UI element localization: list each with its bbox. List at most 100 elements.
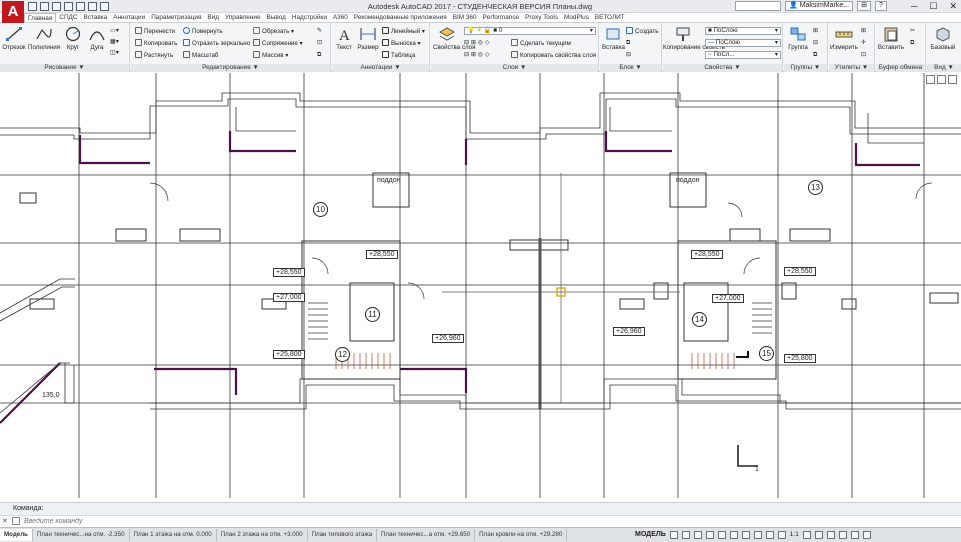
panel-utilities-label[interactable]: Утилиты ▼ (829, 64, 874, 72)
leader-button[interactable]: Выноска ▾ (382, 39, 421, 48)
tab-vetolit[interactable]: ВЕТОЛИТ (592, 13, 628, 22)
layout-tab[interactable]: План техничес...а отм. +29.650 (377, 529, 476, 541)
match-layer-button[interactable]: Копировать свойства слоя (511, 51, 596, 60)
copy-clip-icon[interactable]: ⧉ (910, 39, 914, 47)
scale-button[interactable]: Масштаб (183, 51, 218, 60)
color-dropdown[interactable]: ■ ПоСлою ▾ (705, 27, 781, 35)
hardware-acceleration-icon[interactable] (838, 531, 847, 539)
ortho-icon[interactable] (693, 531, 702, 539)
transparency-icon[interactable] (753, 531, 762, 539)
close-icon[interactable]: ✕ (2, 517, 8, 525)
circle-button[interactable]: Круг (62, 26, 84, 51)
help-icon[interactable]: ? (874, 1, 887, 11)
panel-annotation-label[interactable]: Аннотации ▼ (332, 64, 429, 72)
tab-output[interactable]: Вывод (264, 13, 289, 22)
line-button[interactable]: Отрезок (2, 26, 26, 51)
tab-home[interactable]: Главная (24, 13, 57, 22)
text-button[interactable]: A Текст (334, 26, 354, 51)
tab-addins[interactable]: Надстройки (289, 13, 330, 22)
explode-icon[interactable]: ⊡ (317, 39, 322, 47)
tab-spds[interactable]: СПДС (56, 13, 80, 22)
mirror-button[interactable]: Отразить зеркально (183, 39, 250, 48)
arc-button[interactable]: Дуга (86, 26, 108, 51)
autocad-logo-icon[interactable]: A (2, 1, 24, 23)
measure-button[interactable]: Измерить (829, 26, 859, 51)
group-edit-icon[interactable]: ⊟ (813, 39, 818, 47)
layer-tools-row1[interactable]: ⊟ ⊞ ◎ ◇ (464, 39, 490, 47)
save-as-icon[interactable] (64, 2, 73, 11)
osnap-icon[interactable] (717, 531, 726, 539)
copy-button[interactable]: Копировать (135, 39, 177, 48)
workspace-gear-icon[interactable] (802, 531, 811, 539)
tab-view[interactable]: Вид (204, 13, 222, 22)
table-button[interactable]: Таблица (382, 51, 415, 60)
panel-clipboard-label[interactable]: Буфер обмена (876, 64, 925, 72)
cut-icon[interactable]: ✂ (910, 27, 915, 35)
panel-layers-label[interactable]: Слои ▼ (431, 64, 598, 72)
select-all-icon[interactable]: ⊡ (861, 51, 866, 59)
selection-cycling-icon[interactable] (765, 531, 774, 539)
viewport-restore-icon[interactable] (937, 75, 946, 84)
panel-draw-label[interactable]: Рисование ▼ (0, 64, 129, 72)
layout-tab-model[interactable]: Модель (0, 529, 33, 541)
tab-proxy-tools[interactable]: Proxy Tools (522, 13, 561, 22)
drawing-canvas[interactable]: 1 поддон поддон 10 11 12 13 14 15 +28,55… (0, 73, 961, 498)
layout-tab[interactable]: План типового этажа (308, 529, 378, 541)
base-view-button[interactable]: Базовый (927, 26, 959, 51)
viewport-minimize-icon[interactable] (926, 75, 935, 84)
viewport-close-icon[interactable] (948, 75, 957, 84)
minimize-button[interactable]: ─ (911, 0, 917, 12)
layout-tab[interactable]: План 1 этажа на отм. 0.000 (130, 529, 217, 541)
fillet-button[interactable]: Сопряжение ▾ (253, 39, 303, 48)
lineweight-dropdown[interactable]: ― ПоСлою ▾ (705, 39, 781, 47)
rotate-button[interactable]: Повернуть (183, 27, 223, 36)
tab-insert[interactable]: Вставка (80, 13, 110, 22)
ungroup-icon[interactable]: ⊞ (813, 27, 818, 35)
redo-icon[interactable] (100, 2, 109, 11)
tab-annotate[interactable]: Аннотации (110, 13, 148, 22)
match-properties-button[interactable]: Копирование свойств (663, 26, 725, 51)
polar-icon[interactable] (705, 531, 714, 539)
hatch-icon[interactable]: ▦▾ (110, 38, 119, 46)
linear-button[interactable]: Линейный ▾ (382, 27, 425, 36)
layout-tab[interactable]: План кровли на отм. +29.280 (475, 529, 568, 541)
tab-bim360[interactable]: BIM 360 (450, 13, 480, 22)
array-button[interactable]: Массив ▾ (253, 51, 288, 60)
edit-block-icon[interactable]: ⧉ (626, 39, 630, 47)
panel-modify-label[interactable]: Редактирование ▼ (131, 64, 330, 72)
gradient-icon[interactable]: ◫▾ (110, 49, 119, 57)
move-button[interactable]: Перенести (135, 27, 175, 36)
panel-block-label[interactable]: Блок ▼ (600, 64, 661, 72)
id-point-icon[interactable]: ✛ (861, 39, 866, 47)
lineweight-toggle-icon[interactable] (741, 531, 750, 539)
panel-properties-label[interactable]: Свойства ▼ (663, 64, 782, 72)
command-prompt-icon[interactable] (12, 517, 20, 525)
tab-featured-apps[interactable]: Рекомендованные приложения (351, 13, 450, 22)
otrack-icon[interactable] (729, 531, 738, 539)
linetype-dropdown[interactable]: ┄ ПоСл... ▾ (705, 51, 781, 59)
annotation-scale[interactable]: 1:1 (790, 529, 799, 541)
panel-groups-label[interactable]: Группы ▼ (784, 64, 827, 72)
plus-icon[interactable] (814, 531, 823, 539)
command-input[interactable] (24, 516, 724, 526)
tab-manage[interactable]: Управление (222, 13, 264, 22)
attribute-icon[interactable]: ⊟ (626, 51, 631, 59)
layout-tab[interactable]: План техничес...на отм. -2.350 (33, 529, 130, 541)
paste-button[interactable]: Вставить (876, 26, 906, 51)
model-space-toggle[interactable]: МОДЕЛЬ (635, 529, 666, 541)
group-select-icon[interactable]: ⧉ (813, 51, 817, 59)
tab-performance[interactable]: Performance (480, 13, 523, 22)
tab-a360[interactable]: A360 (330, 13, 351, 22)
erase-icon[interactable]: ✎ (317, 27, 322, 35)
maximize-button[interactable]: ☐ (929, 0, 937, 12)
make-current-button[interactable]: Сделать текущим (511, 39, 571, 48)
clean-screen-icon[interactable] (850, 531, 859, 539)
cart-icon[interactable]: ⊞ (857, 1, 871, 11)
trim-button[interactable]: Обрезать ▾ (253, 27, 294, 36)
insert-block-button[interactable]: Вставка (602, 26, 625, 51)
rectangle-icon[interactable]: ▭▾ (110, 27, 119, 35)
stretch-button[interactable]: Растянуть (135, 51, 173, 60)
layer-tools-row2[interactable]: ⊟ ⊞ ◎ ◇ (464, 51, 490, 59)
isolate-icon[interactable] (826, 531, 835, 539)
print-icon[interactable] (76, 2, 85, 11)
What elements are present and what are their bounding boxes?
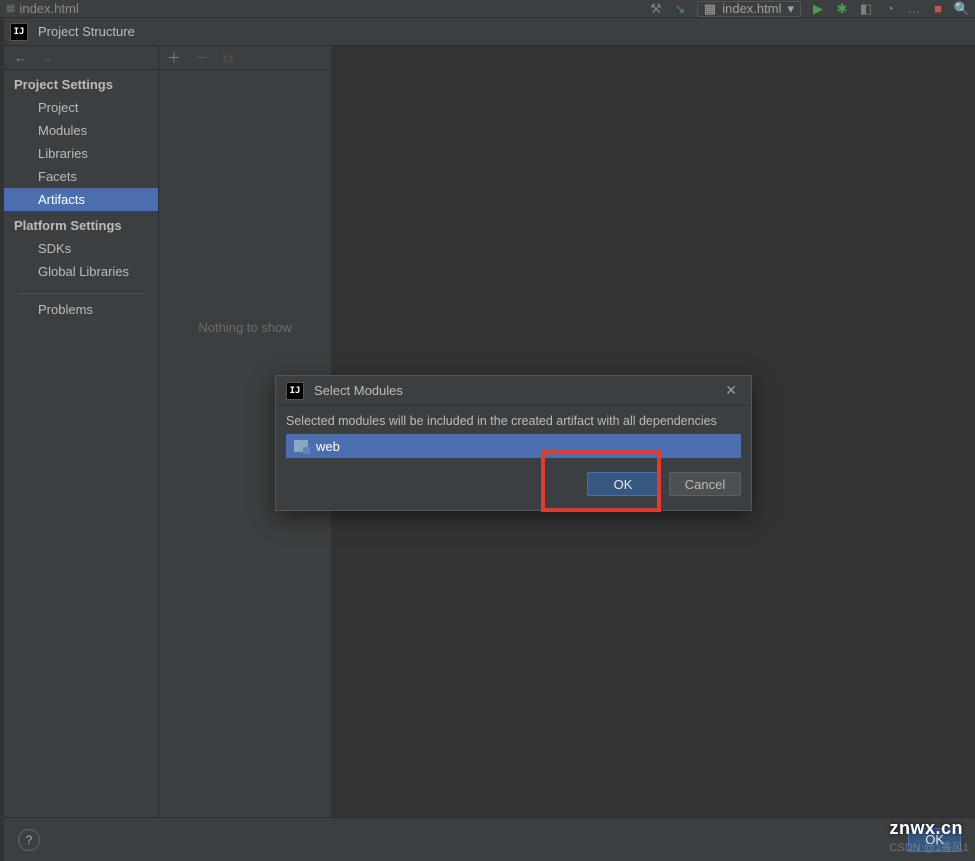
select-modules-dialog: IJ Select Modules ✕ Selected modules wil… [275, 375, 752, 511]
run-config-dropdown[interactable]: ▦ index.html ▾ [697, 1, 801, 17]
help-icon[interactable]: ? [18, 829, 40, 851]
sidebar-item-project[interactable]: Project [4, 96, 158, 119]
dialog-cancel-label: Cancel [685, 477, 725, 492]
sidebar-item-global-libraries[interactable]: Global Libraries [4, 260, 158, 283]
dialog-ok-button[interactable]: OK [587, 472, 659, 496]
editor-tab[interactable]: ▦ index.html [6, 1, 79, 16]
profiler-icon[interactable]: ◔ [883, 2, 897, 16]
editor-tab-label: index.html [19, 1, 78, 16]
build-icon[interactable]: ⚒ [649, 2, 663, 16]
chevron-down-icon: ▾ [787, 1, 794, 17]
ide-toolbar-right: ⚒ ↘ ▦ index.html ▾ ▶ ✱ ◧ ◔ … ■ 🔍 [649, 1, 969, 17]
window-titlebar: IJ Project Structure [4, 18, 975, 46]
coverage-icon[interactable]: ◧ [859, 2, 873, 16]
ide-background: ▦ index.html ⚒ ↘ ▦ index.html ▾ ▶ ✱ ◧ ◔ … [0, 0, 975, 861]
sidebar-item-modules[interactable]: Modules [4, 119, 158, 142]
sidebar-divider [18, 293, 144, 294]
artifacts-toolbar: ＋ － ⧉ [159, 46, 331, 70]
run-config-label: index.html [722, 1, 781, 16]
search-icon[interactable]: 🔍 [955, 2, 969, 16]
sidebar-item-libraries[interactable]: Libraries [4, 142, 158, 165]
window-title: Project Structure [38, 24, 135, 39]
dialog-titlebar: IJ Select Modules ✕ [276, 376, 751, 406]
empty-text: Nothing to show [198, 320, 291, 335]
module-folder-icon [294, 440, 308, 452]
dialog-description: Selected modules will be included in the… [276, 406, 751, 434]
module-item-web[interactable]: web [286, 434, 741, 458]
dialog-ok-label: OK [614, 477, 633, 492]
close-icon[interactable]: ✕ [721, 380, 741, 401]
intellij-icon: IJ [10, 23, 28, 41]
module-list: web [286, 434, 741, 458]
nav-forward-icon[interactable]: → [41, 50, 54, 65]
html-file-icon: ▦ [6, 3, 15, 14]
sidebar-item-artifacts[interactable]: Artifacts [4, 188, 158, 211]
add-icon[interactable]: ＋ [167, 51, 181, 65]
watermark: znwx.cn [889, 818, 963, 839]
intellij-icon: IJ [286, 382, 304, 400]
remove-icon[interactable]: － [195, 51, 209, 65]
sidebar-nav: ← → [4, 46, 158, 70]
sidebar-item-problems[interactable]: Problems [4, 298, 158, 321]
sidebar-section-platform-settings: Platform Settings [4, 211, 158, 237]
more-icon[interactable]: … [907, 2, 921, 16]
hammer-icon[interactable]: ↘ [673, 2, 687, 16]
ide-topbar: ▦ index.html ⚒ ↘ ▦ index.html ▾ ▶ ✱ ◧ ◔ … [0, 0, 975, 18]
debug-icon[interactable]: ✱ [835, 2, 849, 16]
sidebar-item-facets[interactable]: Facets [4, 165, 158, 188]
dialog-title: Select Modules [314, 383, 403, 398]
run-icon[interactable]: ▶ [811, 2, 825, 16]
sidebar-section-project-settings: Project Settings [4, 70, 158, 96]
csdn-watermark: CSDN @1等风1 [889, 839, 969, 855]
module-item-label: web [316, 439, 340, 454]
run-config-icon: ▦ [704, 1, 716, 17]
stop-icon[interactable]: ■ [931, 2, 945, 16]
sidebar: ← → Project Settings Project Modules Lib… [4, 46, 159, 817]
window-footer: ? OK [4, 817, 975, 861]
sidebar-item-sdks[interactable]: SDKs [4, 237, 158, 260]
dialog-cancel-button[interactable]: Cancel [669, 472, 741, 496]
copy-icon[interactable]: ⧉ [223, 51, 233, 65]
nav-back-icon[interactable]: ← [14, 50, 27, 65]
dialog-actions: OK Cancel [276, 458, 751, 510]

> [REQUIRED WORK] Could you reproduce the records starting at the line that has "panel-utilities-label[interactable]: Утилиты ▼" and stopping after the line that has "viewport-restore-icon[interactable] (937, 75, 946, 84)", renaming "Копировать" to "Дублировать" and keeping everything else the same? Give only those lines.

> [SOLUTION TO THE PROBLEM]
panel-utilities-label[interactable]: Утилиты ▼ (829, 64, 874, 72)
leader-button[interactable]: Выноска ▾ (382, 39, 421, 48)
tab-vetolit[interactable]: ВЕТОЛИТ (592, 13, 628, 22)
layout-tab[interactable]: План техничес...а отм. +29.650 (377, 529, 476, 541)
match-layer-button[interactable]: Дублировать свойства слоя (511, 51, 596, 60)
copy-clip-icon[interactable]: ⧉ (910, 39, 914, 47)
scale-button[interactable]: Масштаб (183, 51, 218, 60)
color-dropdown[interactable]: ■ ПоСлою ▾ (705, 27, 781, 35)
hardware-acceleration-icon[interactable] (838, 531, 847, 539)
ortho-icon[interactable] (693, 531, 702, 539)
transparency-icon[interactable] (753, 531, 762, 539)
close-icon[interactable]: ✕ (2, 517, 8, 525)
circle-button[interactable]: Круг (62, 26, 84, 51)
help-icon[interactable]: ? (874, 1, 887, 11)
panel-annotation-label[interactable]: Аннотации ▼ (332, 64, 429, 72)
tab-output[interactable]: Вывод (264, 13, 289, 22)
line-button[interactable]: Отрезок (2, 26, 26, 51)
tab-home[interactable]: Главная (24, 13, 57, 22)
text-button[interactable]: A Текст (334, 26, 354, 51)
tab-addins[interactable]: Надстройки (289, 13, 330, 22)
explode-icon[interactable]: ⊡ (317, 39, 322, 47)
tab-spds[interactable]: СПДС (56, 13, 80, 22)
mirror-button[interactable]: Отразить зеркально (183, 39, 250, 48)
arc-button[interactable]: Дуга (86, 26, 108, 51)
autocad-logo-icon[interactable]: A (2, 1, 24, 23)
measure-button[interactable]: Измерить (829, 26, 859, 51)
group-edit-icon[interactable]: ⊟ (813, 39, 818, 47)
layer-tools-row1[interactable]: ⊟ ⊞ ◎ ◇ (464, 39, 490, 47)
save-as-icon[interactable] (64, 2, 73, 11)
osnap-icon[interactable] (717, 531, 726, 539)
copy-button[interactable]: Дублировать (135, 39, 177, 48)
workspace-gear-icon[interactable] (802, 531, 811, 539)
tab-view[interactable]: Вид (204, 13, 222, 22)
table-button[interactable]: Таблица (382, 51, 415, 60)
panel-clipboard-label[interactable]: Буфер обмена (876, 64, 925, 72)
cut-icon[interactable]: ✂ (910, 27, 915, 35)
panel-layers-label[interactable]: Слои ▼ (431, 64, 598, 72)
select-all-icon[interactable]: ⊡ (861, 51, 866, 59)
selection-cycling-icon[interactable] (765, 531, 774, 539)
viewport-restore-icon[interactable] (937, 75, 946, 84)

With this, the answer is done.